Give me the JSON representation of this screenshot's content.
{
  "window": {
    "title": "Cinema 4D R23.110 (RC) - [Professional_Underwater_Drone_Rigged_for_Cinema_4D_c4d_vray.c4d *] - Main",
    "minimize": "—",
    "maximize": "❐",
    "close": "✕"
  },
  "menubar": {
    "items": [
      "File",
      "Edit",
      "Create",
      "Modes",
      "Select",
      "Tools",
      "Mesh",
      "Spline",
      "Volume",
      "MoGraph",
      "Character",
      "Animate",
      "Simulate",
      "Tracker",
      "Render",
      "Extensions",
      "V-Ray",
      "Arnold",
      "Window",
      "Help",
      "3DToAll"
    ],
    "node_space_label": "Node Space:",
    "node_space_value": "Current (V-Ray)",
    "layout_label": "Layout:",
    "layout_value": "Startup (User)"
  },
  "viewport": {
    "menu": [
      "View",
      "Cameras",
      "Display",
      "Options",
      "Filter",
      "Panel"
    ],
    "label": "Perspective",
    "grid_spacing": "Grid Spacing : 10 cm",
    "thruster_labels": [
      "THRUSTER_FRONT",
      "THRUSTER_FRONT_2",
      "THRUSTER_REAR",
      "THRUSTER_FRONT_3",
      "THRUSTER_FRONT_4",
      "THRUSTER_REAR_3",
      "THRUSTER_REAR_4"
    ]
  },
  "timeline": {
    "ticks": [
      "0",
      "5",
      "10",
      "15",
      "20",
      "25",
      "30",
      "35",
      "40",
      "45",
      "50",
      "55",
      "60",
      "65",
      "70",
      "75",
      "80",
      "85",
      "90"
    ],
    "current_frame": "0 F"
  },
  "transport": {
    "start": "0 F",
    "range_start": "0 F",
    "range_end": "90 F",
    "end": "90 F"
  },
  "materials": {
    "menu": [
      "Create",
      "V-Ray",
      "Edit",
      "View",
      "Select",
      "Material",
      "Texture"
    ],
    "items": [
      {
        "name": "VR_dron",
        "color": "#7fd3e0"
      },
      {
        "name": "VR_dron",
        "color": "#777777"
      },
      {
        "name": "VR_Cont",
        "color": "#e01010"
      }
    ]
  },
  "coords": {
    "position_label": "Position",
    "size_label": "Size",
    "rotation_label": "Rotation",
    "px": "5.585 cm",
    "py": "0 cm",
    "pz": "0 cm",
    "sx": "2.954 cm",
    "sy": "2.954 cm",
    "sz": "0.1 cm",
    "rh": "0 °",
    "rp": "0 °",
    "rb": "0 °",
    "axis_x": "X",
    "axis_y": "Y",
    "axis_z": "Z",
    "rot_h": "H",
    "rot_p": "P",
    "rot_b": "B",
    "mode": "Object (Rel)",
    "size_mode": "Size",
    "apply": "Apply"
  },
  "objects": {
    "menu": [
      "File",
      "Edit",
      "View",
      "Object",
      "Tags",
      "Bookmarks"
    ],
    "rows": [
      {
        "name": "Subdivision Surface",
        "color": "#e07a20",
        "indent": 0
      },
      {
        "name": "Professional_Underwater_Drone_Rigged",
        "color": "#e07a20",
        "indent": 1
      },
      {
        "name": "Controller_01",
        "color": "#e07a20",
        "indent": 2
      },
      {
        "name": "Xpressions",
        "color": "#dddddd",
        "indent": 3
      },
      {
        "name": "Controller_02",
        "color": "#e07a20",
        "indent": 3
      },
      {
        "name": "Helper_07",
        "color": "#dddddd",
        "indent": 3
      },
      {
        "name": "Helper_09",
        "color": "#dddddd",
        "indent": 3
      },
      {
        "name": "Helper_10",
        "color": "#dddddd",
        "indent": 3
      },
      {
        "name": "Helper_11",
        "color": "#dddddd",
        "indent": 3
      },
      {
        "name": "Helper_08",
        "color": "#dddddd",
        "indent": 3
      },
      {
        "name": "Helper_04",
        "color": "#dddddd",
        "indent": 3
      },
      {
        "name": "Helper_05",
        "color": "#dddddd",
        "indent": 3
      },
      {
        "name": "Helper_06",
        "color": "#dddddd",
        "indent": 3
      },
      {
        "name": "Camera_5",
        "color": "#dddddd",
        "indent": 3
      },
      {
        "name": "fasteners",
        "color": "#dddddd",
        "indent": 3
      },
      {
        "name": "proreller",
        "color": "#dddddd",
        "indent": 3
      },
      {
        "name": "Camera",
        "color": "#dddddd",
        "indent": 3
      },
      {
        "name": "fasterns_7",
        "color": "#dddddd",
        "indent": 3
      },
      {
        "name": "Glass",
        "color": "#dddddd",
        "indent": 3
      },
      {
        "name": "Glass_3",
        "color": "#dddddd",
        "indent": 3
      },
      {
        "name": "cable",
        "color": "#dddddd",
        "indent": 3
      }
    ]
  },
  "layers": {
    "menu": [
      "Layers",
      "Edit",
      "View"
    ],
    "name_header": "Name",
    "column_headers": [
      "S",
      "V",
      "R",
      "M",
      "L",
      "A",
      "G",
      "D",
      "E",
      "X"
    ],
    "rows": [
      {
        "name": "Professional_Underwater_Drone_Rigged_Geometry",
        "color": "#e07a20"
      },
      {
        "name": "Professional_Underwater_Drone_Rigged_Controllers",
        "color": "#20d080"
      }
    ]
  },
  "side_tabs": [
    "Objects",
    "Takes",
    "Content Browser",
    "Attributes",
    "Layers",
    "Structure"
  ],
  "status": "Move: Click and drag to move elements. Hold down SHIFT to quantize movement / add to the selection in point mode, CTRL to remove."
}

> Work required
Repeat the records above exactly as they appear.

> Answer to the task
Give me the JSON representation of this screenshot's content.
{
  "window": {
    "title": "Cinema 4D R23.110 (RC) - [Professional_Underwater_Drone_Rigged_for_Cinema_4D_c4d_vray.c4d *] - Main",
    "minimize": "—",
    "maximize": "❐",
    "close": "✕"
  },
  "menubar": {
    "items": [
      "File",
      "Edit",
      "Create",
      "Modes",
      "Select",
      "Tools",
      "Mesh",
      "Spline",
      "Volume",
      "MoGraph",
      "Character",
      "Animate",
      "Simulate",
      "Tracker",
      "Render",
      "Extensions",
      "V-Ray",
      "Arnold",
      "Window",
      "Help",
      "3DToAll"
    ],
    "node_space_label": "Node Space:",
    "node_space_value": "Current (V-Ray)",
    "layout_label": "Layout:",
    "layout_value": "Startup (User)"
  },
  "viewport": {
    "menu": [
      "View",
      "Cameras",
      "Display",
      "Options",
      "Filter",
      "Panel"
    ],
    "label": "Perspective",
    "grid_spacing": "Grid Spacing : 10 cm",
    "thruster_labels": [
      "THRUSTER_FRONT",
      "THRUSTER_FRONT_2",
      "THRUSTER_REAR",
      "THRUSTER_FRONT_3",
      "THRUSTER_FRONT_4",
      "THRUSTER_REAR_3",
      "THRUSTER_REAR_4"
    ]
  },
  "timeline": {
    "ticks": [
      "0",
      "5",
      "10",
      "15",
      "20",
      "25",
      "30",
      "35",
      "40",
      "45",
      "50",
      "55",
      "60",
      "65",
      "70",
      "75",
      "80",
      "85",
      "90"
    ],
    "current_frame": "0 F"
  },
  "transport": {
    "start": "0 F",
    "range_start": "0 F",
    "range_end": "90 F",
    "end": "90 F"
  },
  "materials": {
    "menu": [
      "Create",
      "V-Ray",
      "Edit",
      "View",
      "Select",
      "Material",
      "Texture"
    ],
    "items": [
      {
        "name": "VR_dron",
        "color": "#7fd3e0"
      },
      {
        "name": "VR_dron",
        "color": "#777777"
      },
      {
        "name": "VR_Cont",
        "color": "#e01010"
      }
    ]
  },
  "coords": {
    "position_label": "Position",
    "size_label": "Size",
    "rotation_label": "Rotation",
    "px": "5.585 cm",
    "py": "0 cm",
    "pz": "0 cm",
    "sx": "2.954 cm",
    "sy": "2.954 cm",
    "sz": "0.1 cm",
    "rh": "0 °",
    "rp": "0 °",
    "rb": "0 °",
    "axis_x": "X",
    "axis_y": "Y",
    "axis_z": "Z",
    "rot_h": "H",
    "rot_p": "P",
    "rot_b": "B",
    "mode": "Object (Rel)",
    "size_mode": "Size",
    "apply": "Apply"
  },
  "objects": {
    "menu": [
      "File",
      "Edit",
      "View",
      "Object",
      "Tags",
      "Bookmarks"
    ],
    "rows": [
      {
        "name": "Subdivision Surface",
        "color": "#e07a20",
        "indent": 0
      },
      {
        "name": "Professional_Underwater_Drone_Rigged",
        "color": "#e07a20",
        "indent": 1
      },
      {
        "name": "Controller_01",
        "color": "#e07a20",
        "indent": 2
      },
      {
        "name": "Xpressions",
        "color": "#dddddd",
        "indent": 3
      },
      {
        "name": "Controller_02",
        "color": "#e07a20",
        "indent": 3
      },
      {
        "name": "Helper_07",
        "color": "#dddddd",
        "indent": 3
      },
      {
        "name": "Helper_09",
        "color": "#dddddd",
        "indent": 3
      },
      {
        "name": "Helper_10",
        "color": "#dddddd",
        "indent": 3
      },
      {
        "name": "Helper_11",
        "color": "#dddddd",
        "indent": 3
      },
      {
        "name": "Helper_08",
        "color": "#dddddd",
        "indent": 3
      },
      {
        "name": "Helper_04",
        "color": "#dddddd",
        "indent": 3
      },
      {
        "name": "Helper_05",
        "color": "#dddddd",
        "indent": 3
      },
      {
        "name": "Helper_06",
        "color": "#dddddd",
        "indent": 3
      },
      {
        "name": "Camera_5",
        "color": "#dddddd",
        "indent": 3
      },
      {
        "name": "fasteners",
        "color": "#dddddd",
        "indent": 3
      },
      {
        "name": "proreller",
        "color": "#dddddd",
        "indent": 3
      },
      {
        "name": "Camera",
        "color": "#dddddd",
        "indent": 3
      },
      {
        "name": "fasterns_7",
        "color": "#dddddd",
        "indent": 3
      },
      {
        "name": "Glass",
        "color": "#dddddd",
        "indent": 3
      },
      {
        "name": "Glass_3",
        "color": "#dddddd",
        "indent": 3
      },
      {
        "name": "cable",
        "color": "#dddddd",
        "indent": 3
      }
    ]
  },
  "layers": {
    "menu": [
      "Layers",
      "Edit",
      "View"
    ],
    "name_header": "Name",
    "column_headers": [
      "S",
      "V",
      "R",
      "M",
      "L",
      "A",
      "G",
      "D",
      "E",
      "X"
    ],
    "rows": [
      {
        "name": "Professional_Underwater_Drone_Rigged_Geometry",
        "color": "#e07a20"
      },
      {
        "name": "Professional_Underwater_Drone_Rigged_Controllers",
        "color": "#20d080"
      }
    ]
  },
  "side_tabs": [
    "Objects",
    "Takes",
    "Content Browser",
    "Attributes",
    "Layers",
    "Structure"
  ],
  "status": "Move: Click and drag to move elements. Hold down SHIFT to quantize movement / add to the selection in point mode, CTRL to remove."
}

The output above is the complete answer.